== Records to process
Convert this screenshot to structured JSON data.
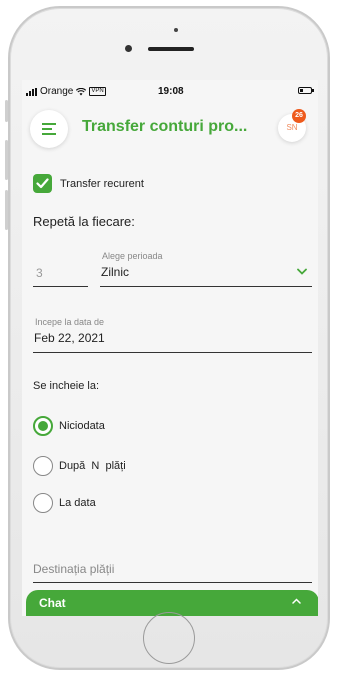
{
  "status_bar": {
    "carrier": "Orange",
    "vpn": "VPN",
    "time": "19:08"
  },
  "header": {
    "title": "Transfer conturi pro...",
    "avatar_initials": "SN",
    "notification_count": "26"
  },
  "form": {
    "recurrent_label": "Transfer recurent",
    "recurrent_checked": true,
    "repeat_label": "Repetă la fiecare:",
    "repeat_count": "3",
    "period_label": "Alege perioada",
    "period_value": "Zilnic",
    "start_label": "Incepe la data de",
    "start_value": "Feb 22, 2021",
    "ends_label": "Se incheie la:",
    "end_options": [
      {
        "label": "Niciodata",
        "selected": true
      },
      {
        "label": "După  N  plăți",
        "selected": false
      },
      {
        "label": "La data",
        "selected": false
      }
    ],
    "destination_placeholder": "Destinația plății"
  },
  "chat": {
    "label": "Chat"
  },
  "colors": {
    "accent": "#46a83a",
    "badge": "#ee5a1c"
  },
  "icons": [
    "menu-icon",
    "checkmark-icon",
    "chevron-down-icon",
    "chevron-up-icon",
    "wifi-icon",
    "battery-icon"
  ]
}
====
Brief
Output the records above exactly as they are, leaving out the pictures.

Written response
Convert this screenshot to structured JSON data.
{
  "status_bar": {
    "carrier": "Orange",
    "vpn": "VPN",
    "time": "19:08"
  },
  "header": {
    "title": "Transfer conturi pro...",
    "avatar_initials": "SN",
    "notification_count": "26"
  },
  "form": {
    "recurrent_label": "Transfer recurent",
    "recurrent_checked": true,
    "repeat_label": "Repetă la fiecare:",
    "repeat_count": "3",
    "period_label": "Alege perioada",
    "period_value": "Zilnic",
    "start_label": "Incepe la data de",
    "start_value": "Feb 22, 2021",
    "ends_label": "Se incheie la:",
    "end_options": [
      {
        "label": "Niciodata",
        "selected": true
      },
      {
        "label": "După  N  plăți",
        "selected": false
      },
      {
        "label": "La data",
        "selected": false
      }
    ],
    "destination_placeholder": "Destinația plății"
  },
  "chat": {
    "label": "Chat"
  },
  "colors": {
    "accent": "#46a83a",
    "badge": "#ee5a1c"
  },
  "icons": [
    "menu-icon",
    "checkmark-icon",
    "chevron-down-icon",
    "chevron-up-icon",
    "wifi-icon",
    "battery-icon"
  ]
}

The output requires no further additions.